## Directions for this task
Leave the pictures out and reproduce, exactly, the lines from the one with "Transcribe this chart's" through the end of the entries below.

_ _ _ _ _

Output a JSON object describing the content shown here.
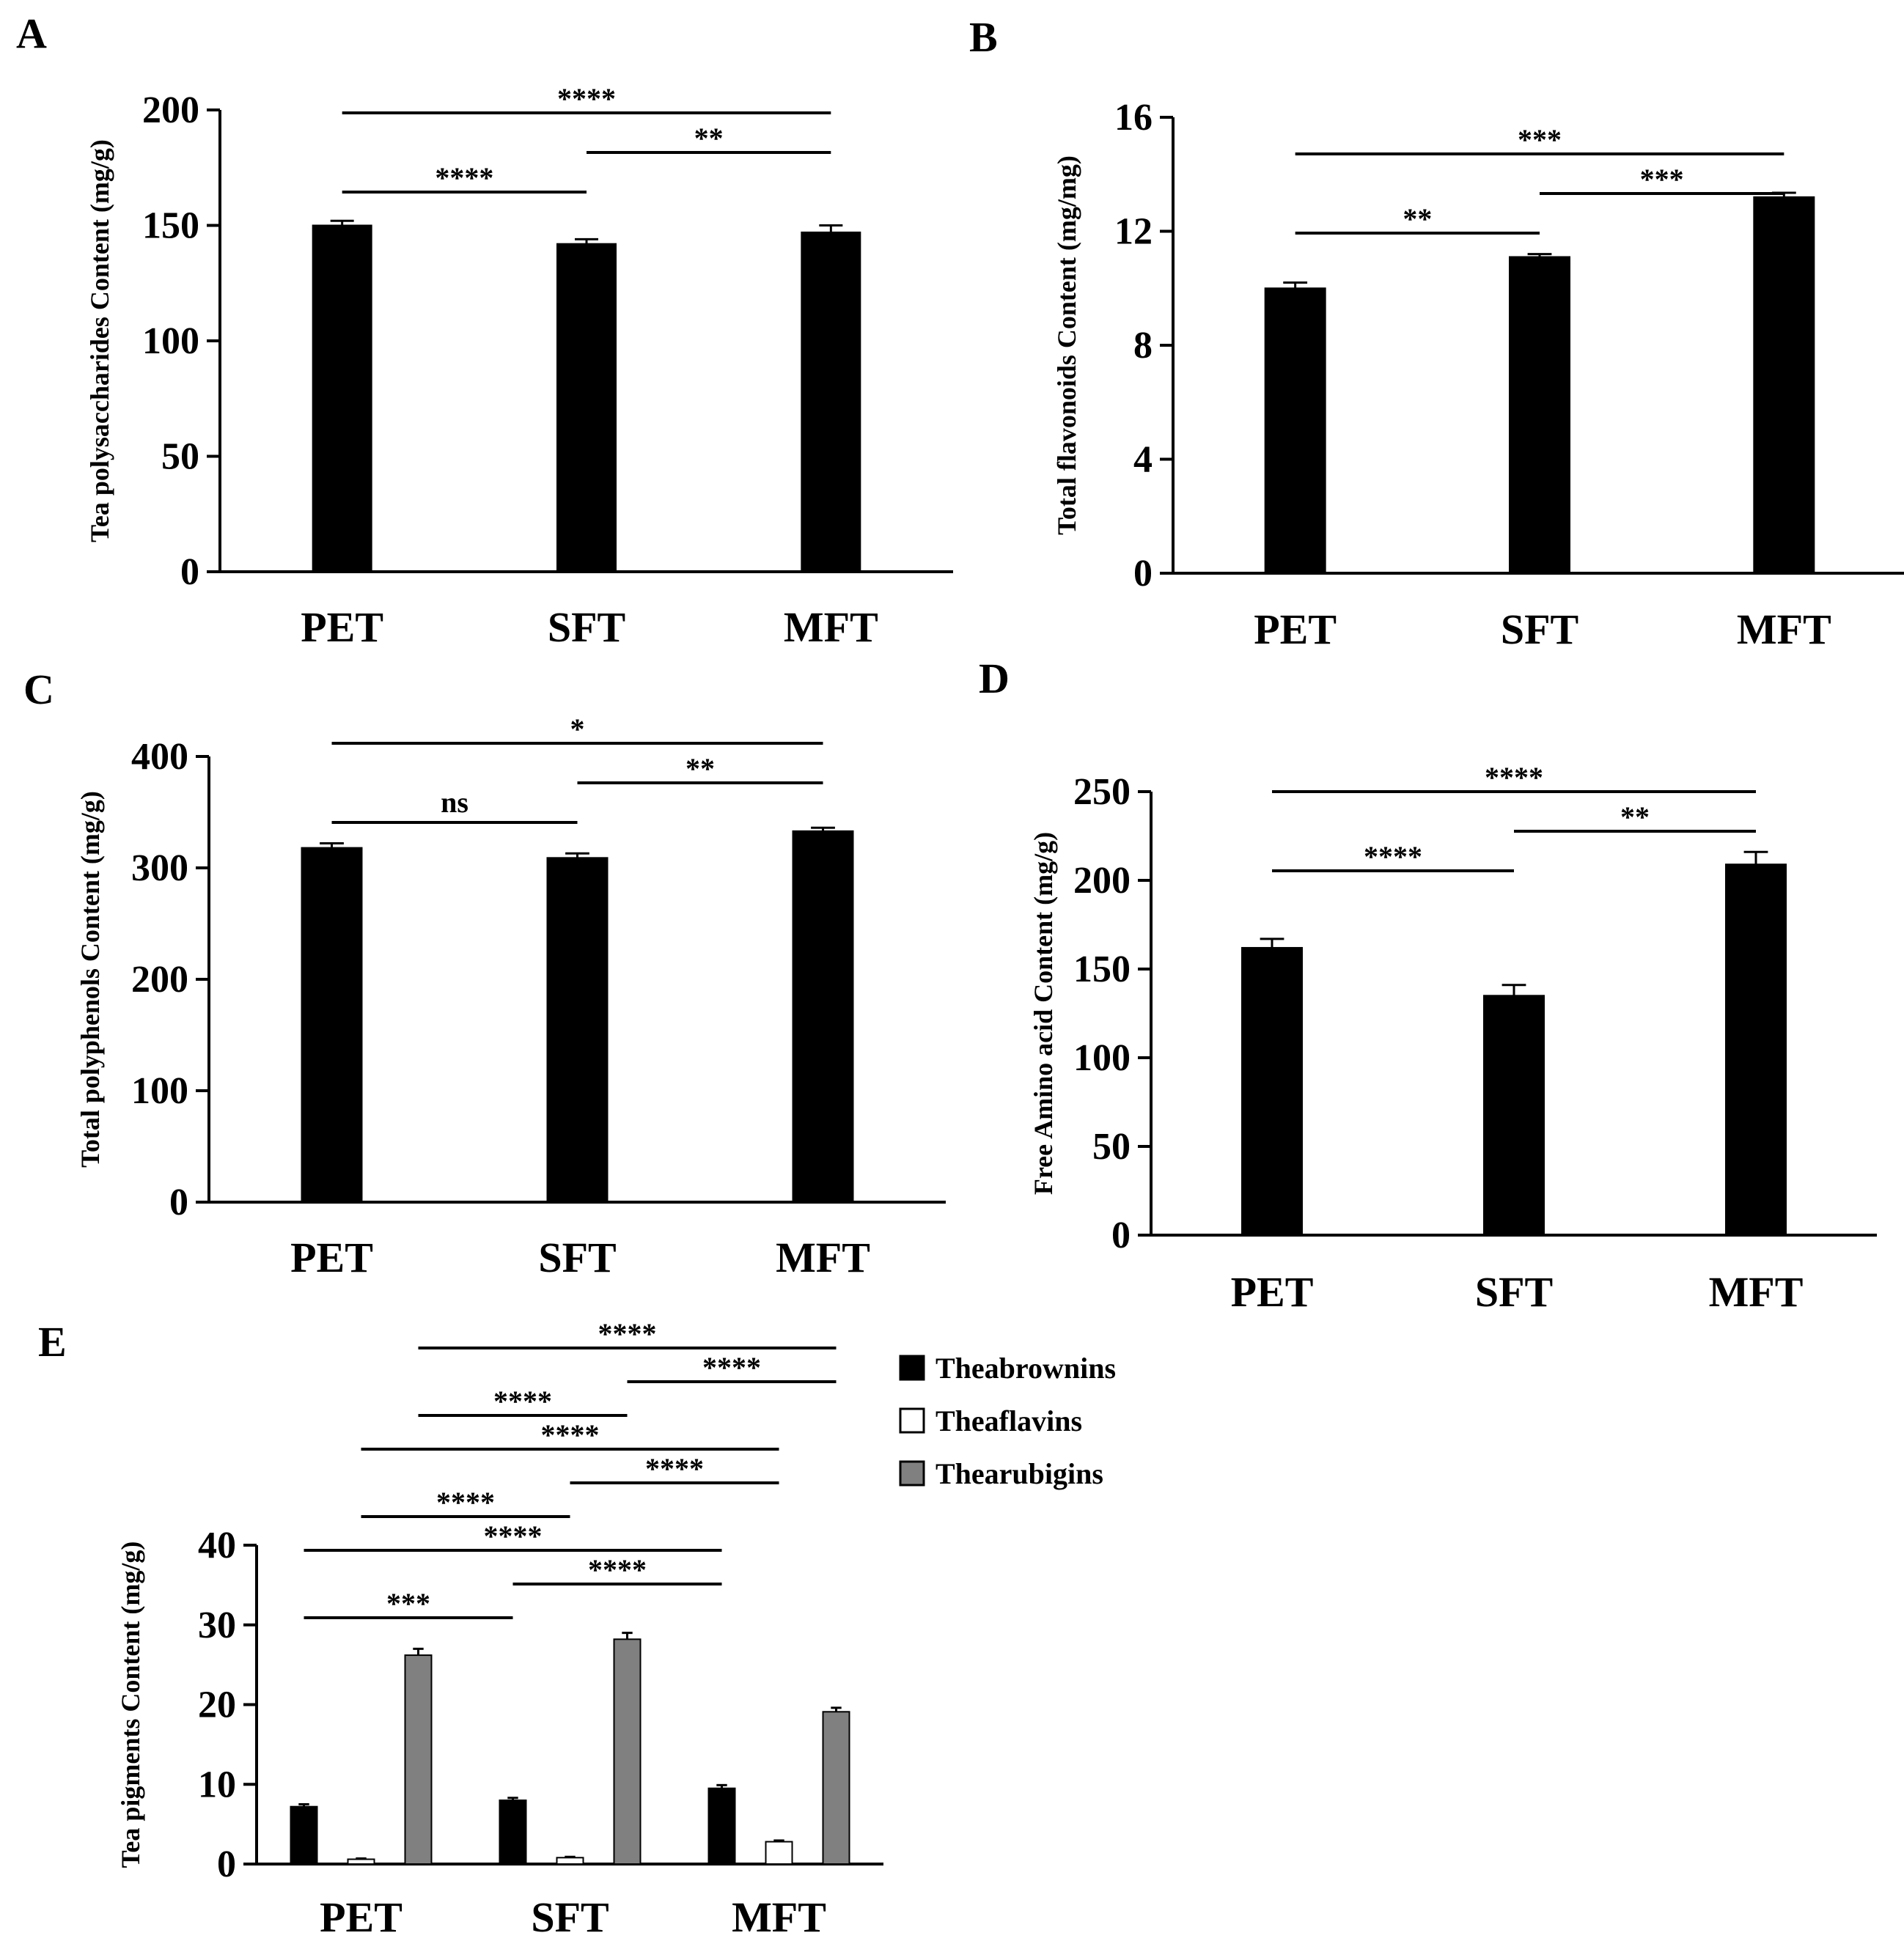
{
  "colors": {
    "theabrownins": "#000000",
    "theaflavins": "#ffffff",
    "thearubigins": "#808080",
    "axis": "#000000"
  },
  "chart_data": [
    {
      "panel": "A",
      "type": "bar",
      "title": "",
      "xlabel": "",
      "ylabel": "Tea polysaccharides Content (mg/g)",
      "categories": [
        "PET",
        "SFT",
        "MFT"
      ],
      "ylim": [
        0,
        200
      ],
      "yticks": [
        0,
        50,
        100,
        150,
        200
      ],
      "series": [
        {
          "name": "",
          "color": "#000000",
          "values": [
            150,
            142,
            147
          ],
          "errors": [
            2,
            2,
            3
          ]
        }
      ],
      "significance": [
        {
          "from": 0,
          "to": 1,
          "label": "****",
          "level": 0
        },
        {
          "from": 1,
          "to": 2,
          "label": "**",
          "level": 1
        },
        {
          "from": 0,
          "to": 2,
          "label": "****",
          "level": 2
        }
      ]
    },
    {
      "panel": "B",
      "type": "bar",
      "title": "",
      "xlabel": "",
      "ylabel": "Total flavonoids Content (mg/mg)",
      "categories": [
        "PET",
        "SFT",
        "MFT"
      ],
      "ylim": [
        0,
        16
      ],
      "yticks": [
        0,
        4,
        8,
        12,
        16
      ],
      "series": [
        {
          "name": "",
          "color": "#000000",
          "values": [
            10.0,
            11.1,
            13.2
          ],
          "errors": [
            0.2,
            0.1,
            0.15
          ]
        }
      ],
      "significance": [
        {
          "from": 0,
          "to": 1,
          "label": "**",
          "level": 0
        },
        {
          "from": 1,
          "to": 2,
          "label": "***",
          "level": 1
        },
        {
          "from": 0,
          "to": 2,
          "label": "***",
          "level": 2
        }
      ]
    },
    {
      "panel": "C",
      "type": "bar",
      "title": "",
      "xlabel": "",
      "ylabel": "Total polyphenols Content (mg/g)",
      "categories": [
        "PET",
        "SFT",
        "MFT"
      ],
      "ylim": [
        0,
        400
      ],
      "yticks": [
        0,
        100,
        200,
        300,
        400
      ],
      "series": [
        {
          "name": "",
          "color": "#000000",
          "values": [
            318,
            309,
            333
          ],
          "errors": [
            4,
            4,
            3
          ]
        }
      ],
      "significance": [
        {
          "from": 0,
          "to": 1,
          "label": "ns",
          "level": 0
        },
        {
          "from": 1,
          "to": 2,
          "label": "**",
          "level": 1
        },
        {
          "from": 0,
          "to": 2,
          "label": "*",
          "level": 2
        }
      ]
    },
    {
      "panel": "D",
      "type": "bar",
      "title": "",
      "xlabel": "",
      "ylabel": "Free Amino acid Content (mg/g)",
      "categories": [
        "PET",
        "SFT",
        "MFT"
      ],
      "ylim": [
        0,
        250
      ],
      "yticks": [
        0,
        50,
        100,
        150,
        200,
        250
      ],
      "series": [
        {
          "name": "",
          "color": "#000000",
          "values": [
            162,
            135,
            209
          ],
          "errors": [
            5,
            6,
            7
          ]
        }
      ],
      "significance": [
        {
          "from": 0,
          "to": 1,
          "label": "****",
          "level": 0
        },
        {
          "from": 1,
          "to": 2,
          "label": "**",
          "level": 1
        },
        {
          "from": 0,
          "to": 2,
          "label": "****",
          "level": 2
        }
      ]
    },
    {
      "panel": "E",
      "type": "bar",
      "title": "",
      "xlabel": "",
      "ylabel": "Tea pigments Content (mg/g)",
      "categories": [
        "PET",
        "SFT",
        "MFT"
      ],
      "ylim": [
        0,
        40
      ],
      "yticks": [
        0,
        10,
        20,
        30,
        40
      ],
      "legend": "top-right",
      "series": [
        {
          "name": "Theabrownins",
          "color": "#000000",
          "values": [
            7.2,
            8.0,
            9.5
          ],
          "errors": [
            0.3,
            0.3,
            0.4
          ]
        },
        {
          "name": "Theaflavins",
          "color": "#ffffff",
          "values": [
            0.6,
            0.8,
            2.8
          ],
          "errors": [
            0.1,
            0.1,
            0.15
          ]
        },
        {
          "name": "Thearubigins",
          "color": "#808080",
          "values": [
            26.2,
            28.2,
            19.1
          ],
          "errors": [
            0.8,
            0.8,
            0.5
          ]
        }
      ],
      "significance": [
        {
          "series": 0,
          "from": 0,
          "to": 1,
          "label": "***",
          "level": 0
        },
        {
          "series": 0,
          "from": 1,
          "to": 2,
          "label": "****",
          "level": 1
        },
        {
          "series": 0,
          "from": 0,
          "to": 2,
          "label": "****",
          "level": 2
        },
        {
          "series": 1,
          "from": 0,
          "to": 1,
          "label": "****",
          "level": 3
        },
        {
          "series": 1,
          "from": 1,
          "to": 2,
          "label": "****",
          "level": 4
        },
        {
          "series": 1,
          "from": 0,
          "to": 2,
          "label": "****",
          "level": 5
        },
        {
          "series": 2,
          "from": 0,
          "to": 1,
          "label": "****",
          "level": 6
        },
        {
          "series": 2,
          "from": 1,
          "to": 2,
          "label": "****",
          "level": 7
        },
        {
          "series": 2,
          "from": 0,
          "to": 2,
          "label": "****",
          "level": 8
        }
      ]
    }
  ]
}
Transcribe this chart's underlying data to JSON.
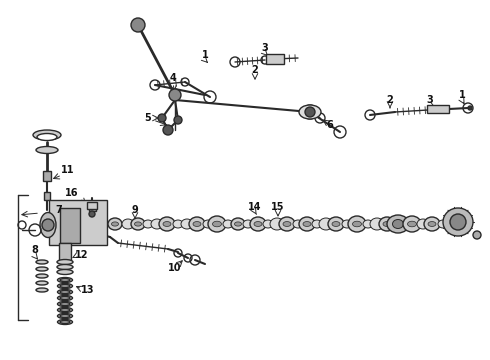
{
  "bg_color": "#ffffff",
  "line_color": "#2a2a2a",
  "label_color": "#111111",
  "fig_width": 4.9,
  "fig_height": 3.6,
  "dpi": 100,
  "xlim": [
    0,
    490
  ],
  "ylim": [
    0,
    360
  ]
}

_ _ _ _ _

## Exercise solution
Transcribe this chart's underlying data to JSON.
{
  "bg_color": "#ffffff",
  "line_color": "#2a2a2a",
  "label_color": "#111111",
  "fig_width": 4.9,
  "fig_height": 3.6,
  "dpi": 100,
  "xlim": [
    0,
    490
  ],
  "ylim": [
    0,
    360
  ]
}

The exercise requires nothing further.